■ **What the exercise asks**: Set the listing down unchanged, minus every embedded image.

■ **Data in this exercise**:
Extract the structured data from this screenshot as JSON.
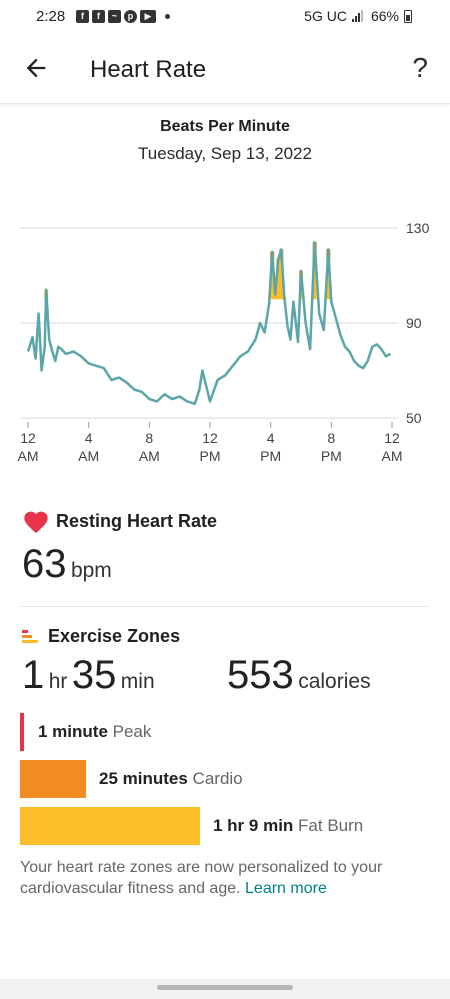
{
  "status": {
    "time": "2:28",
    "network": "5G UC",
    "battery": "66%"
  },
  "appbar": {
    "title": "Heart Rate",
    "help": "?"
  },
  "chart_header": {
    "title": "Beats Per Minute",
    "date": "Tuesday, Sep 13, 2022"
  },
  "chart_data": {
    "type": "line",
    "ylim": [
      50,
      130
    ],
    "yticks": [
      "130",
      "90",
      "50"
    ],
    "xticks": [
      {
        "top": "12",
        "bottom": "AM"
      },
      {
        "top": "4",
        "bottom": "AM"
      },
      {
        "top": "8",
        "bottom": "AM"
      },
      {
        "top": "12",
        "bottom": "PM"
      },
      {
        "top": "4",
        "bottom": "PM"
      },
      {
        "top": "8",
        "bottom": "PM"
      },
      {
        "top": "12",
        "bottom": "AM"
      }
    ],
    "x_hours": [
      0,
      0.3,
      0.5,
      0.7,
      0.9,
      1.1,
      1.2,
      1.4,
      1.6,
      1.8,
      2,
      2.2,
      2.5,
      3,
      3.5,
      4,
      4.5,
      5,
      5.5,
      6,
      6.5,
      7,
      7.5,
      8,
      8.5,
      9,
      9.5,
      10,
      10.5,
      11,
      11.3,
      11.5,
      12,
      12.5,
      13,
      13.5,
      14,
      14.5,
      15,
      15.3,
      15.6,
      15.9,
      16.1,
      16.3,
      16.5,
      16.7,
      16.9,
      17.1,
      17.3,
      17.5,
      17.8,
      18,
      18.3,
      18.6,
      18.9,
      19.2,
      19.5,
      19.8,
      20,
      20.3,
      20.6,
      20.9,
      21.2,
      21.5,
      21.8,
      22.1,
      22.4,
      22.7,
      23,
      23.3,
      23.6,
      23.9
    ],
    "y_bpm": [
      78,
      84,
      75,
      94,
      70,
      80,
      104,
      83,
      78,
      74,
      80,
      79,
      77,
      78,
      76,
      73,
      72,
      71,
      66,
      67,
      65,
      62,
      61,
      58,
      57,
      60,
      58,
      59,
      57,
      56,
      62,
      70,
      57,
      66,
      68,
      72,
      76,
      78,
      83,
      90,
      86,
      98,
      120,
      102,
      117,
      121,
      101,
      89,
      83,
      99,
      82,
      112,
      90,
      79,
      124,
      94,
      87,
      121,
      99,
      92,
      85,
      80,
      78,
      74,
      72,
      71,
      74,
      80,
      81,
      79,
      76,
      77
    ],
    "colors": {
      "line": "#5aa6a8",
      "fatburn": "#fbbd2a",
      "cardio": "#f28c23",
      "peak": "#e8334a",
      "grid": "#d8d8d8"
    }
  },
  "resting": {
    "label": "Resting Heart Rate",
    "value": "63",
    "unit": "bpm",
    "icon": "heart-icon",
    "color": "#e8334a"
  },
  "zones": {
    "label": "Exercise Zones",
    "icon": "zones-icon",
    "duration_hr_value": "1",
    "duration_hr_unit": "hr",
    "duration_min_value": "35",
    "duration_min_unit": "min",
    "calories_value": "553",
    "calories_unit": "calories",
    "rows": [
      {
        "duration": "1 minute",
        "name": "Peak",
        "color": "#e8334a"
      },
      {
        "duration": "25 minutes",
        "name": "Cardio",
        "color": "#f28c23"
      },
      {
        "duration": "1 hr 9 min",
        "name": "Fat Burn",
        "color": "#fbbd2a"
      }
    ]
  },
  "note": {
    "text": "Your heart rate zones are now personalized to your cardiovascular fitness and age.",
    "link": "Learn more"
  }
}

■ **Full answer**:
Extract the structured data from this screenshot as JSON.
{
  "status": {
    "time": "2:28",
    "network": "5G UC",
    "battery": "66%"
  },
  "appbar": {
    "title": "Heart Rate",
    "help": "?"
  },
  "chart_header": {
    "title": "Beats Per Minute",
    "date": "Tuesday, Sep 13, 2022"
  },
  "chart_data": {
    "type": "line",
    "ylim": [
      50,
      130
    ],
    "yticks": [
      "130",
      "90",
      "50"
    ],
    "xticks": [
      {
        "top": "12",
        "bottom": "AM"
      },
      {
        "top": "4",
        "bottom": "AM"
      },
      {
        "top": "8",
        "bottom": "AM"
      },
      {
        "top": "12",
        "bottom": "PM"
      },
      {
        "top": "4",
        "bottom": "PM"
      },
      {
        "top": "8",
        "bottom": "PM"
      },
      {
        "top": "12",
        "bottom": "AM"
      }
    ],
    "x_hours": [
      0,
      0.3,
      0.5,
      0.7,
      0.9,
      1.1,
      1.2,
      1.4,
      1.6,
      1.8,
      2,
      2.2,
      2.5,
      3,
      3.5,
      4,
      4.5,
      5,
      5.5,
      6,
      6.5,
      7,
      7.5,
      8,
      8.5,
      9,
      9.5,
      10,
      10.5,
      11,
      11.3,
      11.5,
      12,
      12.5,
      13,
      13.5,
      14,
      14.5,
      15,
      15.3,
      15.6,
      15.9,
      16.1,
      16.3,
      16.5,
      16.7,
      16.9,
      17.1,
      17.3,
      17.5,
      17.8,
      18,
      18.3,
      18.6,
      18.9,
      19.2,
      19.5,
      19.8,
      20,
      20.3,
      20.6,
      20.9,
      21.2,
      21.5,
      21.8,
      22.1,
      22.4,
      22.7,
      23,
      23.3,
      23.6,
      23.9
    ],
    "y_bpm": [
      78,
      84,
      75,
      94,
      70,
      80,
      104,
      83,
      78,
      74,
      80,
      79,
      77,
      78,
      76,
      73,
      72,
      71,
      66,
      67,
      65,
      62,
      61,
      58,
      57,
      60,
      58,
      59,
      57,
      56,
      62,
      70,
      57,
      66,
      68,
      72,
      76,
      78,
      83,
      90,
      86,
      98,
      120,
      102,
      117,
      121,
      101,
      89,
      83,
      99,
      82,
      112,
      90,
      79,
      124,
      94,
      87,
      121,
      99,
      92,
      85,
      80,
      78,
      74,
      72,
      71,
      74,
      80,
      81,
      79,
      76,
      77
    ],
    "colors": {
      "line": "#5aa6a8",
      "fatburn": "#fbbd2a",
      "cardio": "#f28c23",
      "peak": "#e8334a",
      "grid": "#d8d8d8"
    }
  },
  "resting": {
    "label": "Resting Heart Rate",
    "value": "63",
    "unit": "bpm",
    "icon": "heart-icon",
    "color": "#e8334a"
  },
  "zones": {
    "label": "Exercise Zones",
    "icon": "zones-icon",
    "duration_hr_value": "1",
    "duration_hr_unit": "hr",
    "duration_min_value": "35",
    "duration_min_unit": "min",
    "calories_value": "553",
    "calories_unit": "calories",
    "rows": [
      {
        "duration": "1 minute",
        "name": "Peak",
        "color": "#e8334a"
      },
      {
        "duration": "25 minutes",
        "name": "Cardio",
        "color": "#f28c23"
      },
      {
        "duration": "1 hr 9 min",
        "name": "Fat Burn",
        "color": "#fbbd2a"
      }
    ]
  },
  "note": {
    "text": "Your heart rate zones are now personalized to your cardiovascular fitness and age.",
    "link": "Learn more"
  }
}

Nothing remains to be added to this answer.